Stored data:
########

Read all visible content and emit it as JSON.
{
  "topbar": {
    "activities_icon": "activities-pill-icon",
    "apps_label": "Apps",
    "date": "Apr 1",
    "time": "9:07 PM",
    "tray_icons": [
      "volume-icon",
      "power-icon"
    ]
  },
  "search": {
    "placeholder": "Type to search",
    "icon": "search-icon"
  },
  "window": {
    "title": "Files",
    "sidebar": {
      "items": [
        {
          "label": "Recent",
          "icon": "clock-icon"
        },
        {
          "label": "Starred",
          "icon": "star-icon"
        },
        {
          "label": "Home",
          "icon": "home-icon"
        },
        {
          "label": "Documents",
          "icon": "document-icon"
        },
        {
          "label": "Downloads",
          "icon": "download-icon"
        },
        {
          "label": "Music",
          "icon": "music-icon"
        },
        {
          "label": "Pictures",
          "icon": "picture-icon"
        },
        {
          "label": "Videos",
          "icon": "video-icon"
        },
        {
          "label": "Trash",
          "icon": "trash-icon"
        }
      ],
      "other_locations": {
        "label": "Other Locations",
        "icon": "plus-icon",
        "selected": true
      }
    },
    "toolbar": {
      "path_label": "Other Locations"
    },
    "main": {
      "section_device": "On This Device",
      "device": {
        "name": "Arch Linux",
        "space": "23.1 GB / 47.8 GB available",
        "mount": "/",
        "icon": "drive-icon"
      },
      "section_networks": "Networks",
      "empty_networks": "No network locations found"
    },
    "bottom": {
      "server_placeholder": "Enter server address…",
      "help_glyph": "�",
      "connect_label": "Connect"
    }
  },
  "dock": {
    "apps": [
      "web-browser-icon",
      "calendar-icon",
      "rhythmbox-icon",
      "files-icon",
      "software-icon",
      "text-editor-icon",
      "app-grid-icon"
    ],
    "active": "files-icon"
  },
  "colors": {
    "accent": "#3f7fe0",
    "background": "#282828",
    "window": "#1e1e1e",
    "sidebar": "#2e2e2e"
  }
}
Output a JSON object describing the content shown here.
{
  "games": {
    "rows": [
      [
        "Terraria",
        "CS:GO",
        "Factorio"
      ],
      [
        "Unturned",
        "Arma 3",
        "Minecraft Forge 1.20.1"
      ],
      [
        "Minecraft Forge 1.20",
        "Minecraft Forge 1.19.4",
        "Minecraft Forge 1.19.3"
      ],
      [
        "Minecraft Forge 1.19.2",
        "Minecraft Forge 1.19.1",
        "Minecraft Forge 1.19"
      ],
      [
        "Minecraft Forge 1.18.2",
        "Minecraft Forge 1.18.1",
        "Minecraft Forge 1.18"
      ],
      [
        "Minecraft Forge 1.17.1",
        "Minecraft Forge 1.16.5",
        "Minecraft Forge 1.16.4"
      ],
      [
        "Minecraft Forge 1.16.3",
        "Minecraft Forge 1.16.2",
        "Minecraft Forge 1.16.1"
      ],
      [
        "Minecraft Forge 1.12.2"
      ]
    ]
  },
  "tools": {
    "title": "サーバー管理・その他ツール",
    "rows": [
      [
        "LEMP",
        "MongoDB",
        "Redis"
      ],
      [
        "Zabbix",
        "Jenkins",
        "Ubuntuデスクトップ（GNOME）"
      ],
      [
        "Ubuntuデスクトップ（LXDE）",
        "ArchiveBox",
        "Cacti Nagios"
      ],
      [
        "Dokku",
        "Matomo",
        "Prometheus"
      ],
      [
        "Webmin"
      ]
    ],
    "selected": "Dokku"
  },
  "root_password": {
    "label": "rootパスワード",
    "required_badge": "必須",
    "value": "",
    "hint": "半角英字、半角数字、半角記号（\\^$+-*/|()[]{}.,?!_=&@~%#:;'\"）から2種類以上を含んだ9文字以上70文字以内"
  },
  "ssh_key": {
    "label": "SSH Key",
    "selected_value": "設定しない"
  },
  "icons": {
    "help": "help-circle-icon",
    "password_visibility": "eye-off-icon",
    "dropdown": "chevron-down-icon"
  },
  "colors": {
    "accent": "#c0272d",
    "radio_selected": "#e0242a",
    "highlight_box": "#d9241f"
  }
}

########

YOUR GOAL — Please output the complete data exactly.

ANSWER TO THIS TASK —
Read all visible content and emit it as JSON.
{
  "topbar": {
    "activities_icon": "activities-pill-icon",
    "apps_label": "Apps",
    "date": "Apr 1",
    "time": "9:07 PM",
    "tray_icons": [
      "volume-icon",
      "power-icon"
    ]
  },
  "search": {
    "placeholder": "Type to search",
    "icon": "search-icon"
  },
  "window": {
    "title": "Files",
    "sidebar": {
      "items": [
        {
          "label": "Recent",
          "icon": "clock-icon"
        },
        {
          "label": "Starred",
          "icon": "star-icon"
        },
        {
          "label": "Home",
          "icon": "home-icon"
        },
        {
          "label": "Documents",
          "icon": "document-icon"
        },
        {
          "label": "Downloads",
          "icon": "download-icon"
        },
        {
          "label": "Music",
          "icon": "music-icon"
        },
        {
          "label": "Pictures",
          "icon": "picture-icon"
        },
        {
          "label": "Videos",
          "icon": "video-icon"
        },
        {
          "label": "Trash",
          "icon": "trash-icon"
        }
      ],
      "other_locations": {
        "label": "Other Locations",
        "icon": "plus-icon",
        "selected": true
      }
    },
    "toolbar": {
      "path_label": "Other Locations"
    },
    "main": {
      "section_device": "On This Device",
      "device": {
        "name": "Arch Linux",
        "space": "23.1 GB / 47.8 GB available",
        "mount": "/",
        "icon": "drive-icon"
      },
      "section_networks": "Networks",
      "empty_networks": "No network locations found"
    },
    "bottom": {
      "server_placeholder": "Enter server address…",
      "help_glyph": "�",
      "connect_label": "Connect"
    }
  },
  "dock": {
    "apps": [
      "web-browser-icon",
      "calendar-icon",
      "rhythmbox-icon",
      "files-icon",
      "software-icon",
      "text-editor-icon",
      "app-grid-icon"
    ],
    "active": "files-icon"
  },
  "colors": {
    "accent": "#3f7fe0",
    "background": "#282828",
    "window": "#1e1e1e",
    "sidebar": "#2e2e2e"
  }
}
Output a JSON object describing the content shown here.
{
  "games": {
    "rows": [
      [
        "Terraria",
        "CS:GO",
        "Factorio"
      ],
      [
        "Unturned",
        "Arma 3",
        "Minecraft Forge 1.20.1"
      ],
      [
        "Minecraft Forge 1.20",
        "Minecraft Forge 1.19.4",
        "Minecraft Forge 1.19.3"
      ],
      [
        "Minecraft Forge 1.19.2",
        "Minecraft Forge 1.19.1",
        "Minecraft Forge 1.19"
      ],
      [
        "Minecraft Forge 1.18.2",
        "Minecraft Forge 1.18.1",
        "Minecraft Forge 1.18"
      ],
      [
        "Minecraft Forge 1.17.1",
        "Minecraft Forge 1.16.5",
        "Minecraft Forge 1.16.4"
      ],
      [
        "Minecraft Forge 1.16.3",
        "Minecraft Forge 1.16.2",
        "Minecraft Forge 1.16.1"
      ],
      [
        "Minecraft Forge 1.12.2"
      ]
    ]
  },
  "tools": {
    "title": "サーバー管理・その他ツール",
    "rows": [
      [
        "LEMP",
        "MongoDB",
        "Redis"
      ],
      [
        "Zabbix",
        "Jenkins",
        "Ubuntuデスクトップ（GNOME）"
      ],
      [
        "Ubuntuデスクトップ（LXDE）",
        "ArchiveBox",
        "Cacti Nagios"
      ],
      [
        "Dokku",
        "Matomo",
        "Prometheus"
      ],
      [
        "Webmin"
      ]
    ],
    "selected": "Dokku"
  },
  "root_password": {
    "label": "rootパスワード",
    "required_badge": "必須",
    "value": "",
    "hint": "半角英字、半角数字、半角記号（\\^$+-*/|()[]{}.,?!_=&@~%#:;'\"）から2種類以上を含んだ9文字以上70文字以内"
  },
  "ssh_key": {
    "label": "SSH Key",
    "selected_value": "設定しない"
  },
  "icons": {
    "help": "help-circle-icon",
    "password_visibility": "eye-off-icon",
    "dropdown": "chevron-down-icon"
  },
  "colors": {
    "accent": "#c0272d",
    "radio_selected": "#e0242a",
    "highlight_box": "#d9241f"
  }
}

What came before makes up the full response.